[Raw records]
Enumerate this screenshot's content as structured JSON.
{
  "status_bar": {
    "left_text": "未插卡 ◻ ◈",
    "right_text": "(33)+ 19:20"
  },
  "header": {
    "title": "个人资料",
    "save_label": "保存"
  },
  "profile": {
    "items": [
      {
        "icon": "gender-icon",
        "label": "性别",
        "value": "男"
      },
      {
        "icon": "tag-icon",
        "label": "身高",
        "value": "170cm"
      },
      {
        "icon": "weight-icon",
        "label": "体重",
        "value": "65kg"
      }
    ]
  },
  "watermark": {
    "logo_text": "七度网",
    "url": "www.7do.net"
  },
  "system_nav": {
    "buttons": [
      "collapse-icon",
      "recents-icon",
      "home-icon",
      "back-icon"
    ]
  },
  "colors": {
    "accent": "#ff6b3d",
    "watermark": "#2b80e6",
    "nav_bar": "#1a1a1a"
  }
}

[TASK TO COMPLETE]
All the entries above need to be reproduced exactly.

[EXERCISE RESPONSE]
Enumerate this screenshot's content as structured JSON.
{
  "status_bar": {
    "left_text": "未插卡 ◻ ◈",
    "right_text": "(33)+ 19:20"
  },
  "header": {
    "title": "个人资料",
    "save_label": "保存"
  },
  "profile": {
    "items": [
      {
        "icon": "gender-icon",
        "label": "性别",
        "value": "男"
      },
      {
        "icon": "tag-icon",
        "label": "身高",
        "value": "170cm"
      },
      {
        "icon": "weight-icon",
        "label": "体重",
        "value": "65kg"
      }
    ]
  },
  "watermark": {
    "logo_text": "七度网",
    "url": "www.7do.net"
  },
  "system_nav": {
    "buttons": [
      "collapse-icon",
      "recents-icon",
      "home-icon",
      "back-icon"
    ]
  },
  "colors": {
    "accent": "#ff6b3d",
    "watermark": "#2b80e6",
    "nav_bar": "#1a1a1a"
  }
}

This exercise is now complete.